→ REQUIREMENT:
Wherever "data" appears in a line, copy that line.
------------------------------------------------
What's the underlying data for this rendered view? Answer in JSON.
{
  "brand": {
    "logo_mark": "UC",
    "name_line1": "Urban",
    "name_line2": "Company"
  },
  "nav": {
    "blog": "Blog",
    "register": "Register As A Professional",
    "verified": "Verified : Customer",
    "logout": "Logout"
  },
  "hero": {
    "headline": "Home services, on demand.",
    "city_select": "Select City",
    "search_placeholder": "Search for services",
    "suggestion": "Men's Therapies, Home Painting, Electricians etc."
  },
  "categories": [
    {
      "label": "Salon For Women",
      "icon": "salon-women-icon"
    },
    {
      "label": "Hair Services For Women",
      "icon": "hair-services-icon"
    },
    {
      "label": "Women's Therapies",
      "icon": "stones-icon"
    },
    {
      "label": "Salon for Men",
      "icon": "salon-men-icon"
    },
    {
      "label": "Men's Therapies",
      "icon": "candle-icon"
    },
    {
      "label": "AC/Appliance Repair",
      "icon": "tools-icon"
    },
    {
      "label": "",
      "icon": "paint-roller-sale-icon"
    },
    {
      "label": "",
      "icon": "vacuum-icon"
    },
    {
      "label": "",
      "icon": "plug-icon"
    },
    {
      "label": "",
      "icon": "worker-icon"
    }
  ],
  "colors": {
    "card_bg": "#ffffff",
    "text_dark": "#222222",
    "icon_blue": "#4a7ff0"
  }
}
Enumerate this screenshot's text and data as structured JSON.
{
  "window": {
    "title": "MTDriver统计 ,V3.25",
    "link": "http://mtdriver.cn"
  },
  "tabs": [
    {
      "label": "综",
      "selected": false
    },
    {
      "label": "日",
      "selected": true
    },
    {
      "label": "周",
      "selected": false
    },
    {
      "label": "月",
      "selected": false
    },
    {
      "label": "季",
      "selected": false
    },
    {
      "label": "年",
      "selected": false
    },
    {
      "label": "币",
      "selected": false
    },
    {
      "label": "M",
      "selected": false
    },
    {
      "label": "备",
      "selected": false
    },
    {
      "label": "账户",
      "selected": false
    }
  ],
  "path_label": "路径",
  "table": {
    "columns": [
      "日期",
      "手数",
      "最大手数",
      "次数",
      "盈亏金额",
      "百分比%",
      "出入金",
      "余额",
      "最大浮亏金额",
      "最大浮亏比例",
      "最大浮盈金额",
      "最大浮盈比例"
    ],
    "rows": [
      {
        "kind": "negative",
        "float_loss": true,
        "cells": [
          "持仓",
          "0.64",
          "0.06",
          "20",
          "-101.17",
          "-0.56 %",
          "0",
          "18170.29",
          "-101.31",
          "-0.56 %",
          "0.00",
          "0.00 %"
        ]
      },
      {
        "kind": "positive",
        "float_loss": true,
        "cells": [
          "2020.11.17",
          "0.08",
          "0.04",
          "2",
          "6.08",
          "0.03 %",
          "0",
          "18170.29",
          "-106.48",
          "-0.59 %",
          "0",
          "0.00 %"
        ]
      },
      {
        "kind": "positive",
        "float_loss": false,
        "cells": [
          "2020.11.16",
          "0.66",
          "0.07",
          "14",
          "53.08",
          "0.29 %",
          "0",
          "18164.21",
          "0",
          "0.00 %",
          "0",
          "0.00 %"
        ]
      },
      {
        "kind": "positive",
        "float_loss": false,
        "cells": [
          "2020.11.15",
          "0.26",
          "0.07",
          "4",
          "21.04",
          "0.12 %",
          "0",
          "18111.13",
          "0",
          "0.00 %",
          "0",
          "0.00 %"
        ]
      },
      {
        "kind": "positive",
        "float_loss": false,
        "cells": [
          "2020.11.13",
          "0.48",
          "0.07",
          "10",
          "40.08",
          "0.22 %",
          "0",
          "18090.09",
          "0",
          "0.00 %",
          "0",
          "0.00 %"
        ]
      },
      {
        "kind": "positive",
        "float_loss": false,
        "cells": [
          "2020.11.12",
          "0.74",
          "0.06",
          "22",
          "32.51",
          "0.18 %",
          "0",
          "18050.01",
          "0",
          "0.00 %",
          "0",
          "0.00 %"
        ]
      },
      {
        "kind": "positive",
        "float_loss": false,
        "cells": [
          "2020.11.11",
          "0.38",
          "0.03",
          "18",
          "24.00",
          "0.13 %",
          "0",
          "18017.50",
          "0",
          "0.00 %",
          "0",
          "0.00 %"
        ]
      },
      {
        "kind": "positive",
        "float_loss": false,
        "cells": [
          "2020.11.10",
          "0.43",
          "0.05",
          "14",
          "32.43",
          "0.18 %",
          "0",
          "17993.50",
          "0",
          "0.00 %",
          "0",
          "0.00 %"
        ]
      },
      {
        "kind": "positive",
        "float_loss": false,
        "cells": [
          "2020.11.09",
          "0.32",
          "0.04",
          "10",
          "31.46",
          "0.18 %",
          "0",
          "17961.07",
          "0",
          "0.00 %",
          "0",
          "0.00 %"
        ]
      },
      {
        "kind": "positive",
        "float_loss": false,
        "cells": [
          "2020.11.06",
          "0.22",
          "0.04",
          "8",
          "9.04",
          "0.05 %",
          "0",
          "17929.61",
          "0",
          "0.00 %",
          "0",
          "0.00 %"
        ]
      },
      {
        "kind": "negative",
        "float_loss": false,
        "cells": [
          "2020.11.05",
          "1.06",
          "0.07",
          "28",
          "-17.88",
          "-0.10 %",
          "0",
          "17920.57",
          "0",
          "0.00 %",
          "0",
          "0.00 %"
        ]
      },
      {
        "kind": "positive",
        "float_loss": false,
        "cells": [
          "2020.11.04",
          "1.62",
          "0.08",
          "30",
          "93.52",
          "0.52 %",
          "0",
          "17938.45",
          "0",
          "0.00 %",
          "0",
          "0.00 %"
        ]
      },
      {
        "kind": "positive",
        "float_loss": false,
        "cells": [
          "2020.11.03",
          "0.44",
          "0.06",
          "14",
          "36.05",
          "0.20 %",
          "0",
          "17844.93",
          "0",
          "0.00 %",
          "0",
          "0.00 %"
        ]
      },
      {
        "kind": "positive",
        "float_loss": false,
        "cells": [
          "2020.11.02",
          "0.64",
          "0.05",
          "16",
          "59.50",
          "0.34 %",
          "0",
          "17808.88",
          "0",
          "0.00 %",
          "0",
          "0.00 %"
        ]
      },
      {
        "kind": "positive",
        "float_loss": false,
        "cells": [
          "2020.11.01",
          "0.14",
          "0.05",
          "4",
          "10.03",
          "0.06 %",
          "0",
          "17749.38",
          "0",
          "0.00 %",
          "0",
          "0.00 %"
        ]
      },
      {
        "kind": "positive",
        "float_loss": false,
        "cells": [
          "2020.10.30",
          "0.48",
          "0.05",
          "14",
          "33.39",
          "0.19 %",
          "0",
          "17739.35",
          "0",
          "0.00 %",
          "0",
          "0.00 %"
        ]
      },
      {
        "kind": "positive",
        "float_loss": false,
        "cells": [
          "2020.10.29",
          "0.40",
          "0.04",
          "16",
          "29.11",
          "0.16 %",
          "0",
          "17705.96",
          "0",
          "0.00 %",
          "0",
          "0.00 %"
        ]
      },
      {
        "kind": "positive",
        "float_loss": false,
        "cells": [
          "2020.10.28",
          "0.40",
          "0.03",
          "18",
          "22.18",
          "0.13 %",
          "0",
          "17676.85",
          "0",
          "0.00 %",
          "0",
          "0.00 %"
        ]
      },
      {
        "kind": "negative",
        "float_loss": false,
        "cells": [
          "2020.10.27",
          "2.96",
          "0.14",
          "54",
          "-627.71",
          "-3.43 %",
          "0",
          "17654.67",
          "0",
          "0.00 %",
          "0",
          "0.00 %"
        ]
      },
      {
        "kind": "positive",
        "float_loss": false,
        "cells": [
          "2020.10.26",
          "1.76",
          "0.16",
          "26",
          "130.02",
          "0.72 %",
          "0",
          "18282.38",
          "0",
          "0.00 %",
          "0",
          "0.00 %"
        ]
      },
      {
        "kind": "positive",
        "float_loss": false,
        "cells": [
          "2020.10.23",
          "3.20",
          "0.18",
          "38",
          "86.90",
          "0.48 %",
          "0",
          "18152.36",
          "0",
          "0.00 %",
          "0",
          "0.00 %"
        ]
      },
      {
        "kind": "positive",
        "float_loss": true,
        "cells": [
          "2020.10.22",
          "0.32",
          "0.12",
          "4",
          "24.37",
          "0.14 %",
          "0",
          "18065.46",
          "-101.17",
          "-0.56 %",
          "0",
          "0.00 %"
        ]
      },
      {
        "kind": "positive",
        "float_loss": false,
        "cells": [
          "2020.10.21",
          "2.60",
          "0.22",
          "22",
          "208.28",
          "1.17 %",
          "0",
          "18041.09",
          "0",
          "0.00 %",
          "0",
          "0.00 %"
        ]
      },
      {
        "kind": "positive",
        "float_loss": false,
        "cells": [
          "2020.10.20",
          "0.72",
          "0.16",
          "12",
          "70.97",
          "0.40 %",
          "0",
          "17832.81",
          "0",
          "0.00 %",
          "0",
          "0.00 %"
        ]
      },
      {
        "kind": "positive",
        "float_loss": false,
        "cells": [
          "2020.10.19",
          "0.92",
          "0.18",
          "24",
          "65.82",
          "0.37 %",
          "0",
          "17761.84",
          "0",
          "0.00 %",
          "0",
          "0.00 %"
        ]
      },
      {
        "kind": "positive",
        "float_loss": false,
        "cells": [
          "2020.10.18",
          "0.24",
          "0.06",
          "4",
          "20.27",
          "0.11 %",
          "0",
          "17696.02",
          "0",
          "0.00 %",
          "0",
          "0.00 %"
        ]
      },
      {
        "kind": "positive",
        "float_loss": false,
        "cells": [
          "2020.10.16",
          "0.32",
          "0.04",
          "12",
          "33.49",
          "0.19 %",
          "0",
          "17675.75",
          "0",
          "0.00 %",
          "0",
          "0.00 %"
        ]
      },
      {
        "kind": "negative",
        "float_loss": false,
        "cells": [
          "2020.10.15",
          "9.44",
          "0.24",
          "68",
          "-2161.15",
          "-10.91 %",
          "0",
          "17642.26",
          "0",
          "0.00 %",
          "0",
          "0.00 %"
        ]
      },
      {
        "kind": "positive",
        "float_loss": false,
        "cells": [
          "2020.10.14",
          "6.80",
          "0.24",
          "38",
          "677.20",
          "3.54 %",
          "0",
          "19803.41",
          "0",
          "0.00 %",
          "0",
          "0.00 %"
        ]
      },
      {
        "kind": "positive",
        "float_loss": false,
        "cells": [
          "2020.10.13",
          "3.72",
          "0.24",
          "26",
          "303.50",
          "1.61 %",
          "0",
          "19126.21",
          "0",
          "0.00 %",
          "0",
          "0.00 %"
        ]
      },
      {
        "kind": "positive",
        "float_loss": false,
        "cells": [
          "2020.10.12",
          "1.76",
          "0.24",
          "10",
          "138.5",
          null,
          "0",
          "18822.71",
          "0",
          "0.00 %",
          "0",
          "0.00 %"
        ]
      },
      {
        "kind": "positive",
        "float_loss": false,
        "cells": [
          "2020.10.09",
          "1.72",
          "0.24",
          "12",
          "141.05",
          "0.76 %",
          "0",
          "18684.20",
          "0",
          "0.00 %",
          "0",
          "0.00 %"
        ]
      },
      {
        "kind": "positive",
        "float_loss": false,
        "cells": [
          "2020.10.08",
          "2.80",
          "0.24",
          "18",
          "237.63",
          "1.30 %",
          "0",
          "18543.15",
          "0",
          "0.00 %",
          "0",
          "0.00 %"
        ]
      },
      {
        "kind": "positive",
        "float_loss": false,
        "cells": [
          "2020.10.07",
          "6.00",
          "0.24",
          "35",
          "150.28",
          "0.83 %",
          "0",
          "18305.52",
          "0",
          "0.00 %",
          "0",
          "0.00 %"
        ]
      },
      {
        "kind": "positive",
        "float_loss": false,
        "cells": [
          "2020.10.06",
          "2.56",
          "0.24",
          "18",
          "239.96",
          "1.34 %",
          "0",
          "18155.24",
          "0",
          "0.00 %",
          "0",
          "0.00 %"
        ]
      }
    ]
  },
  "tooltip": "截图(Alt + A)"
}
------------------------------------------------
→ COMPLETE RESPONSE:
What's the underlying data for this rendered view? Answer in JSON.
Enumerate this screenshot's text and data as structured JSON.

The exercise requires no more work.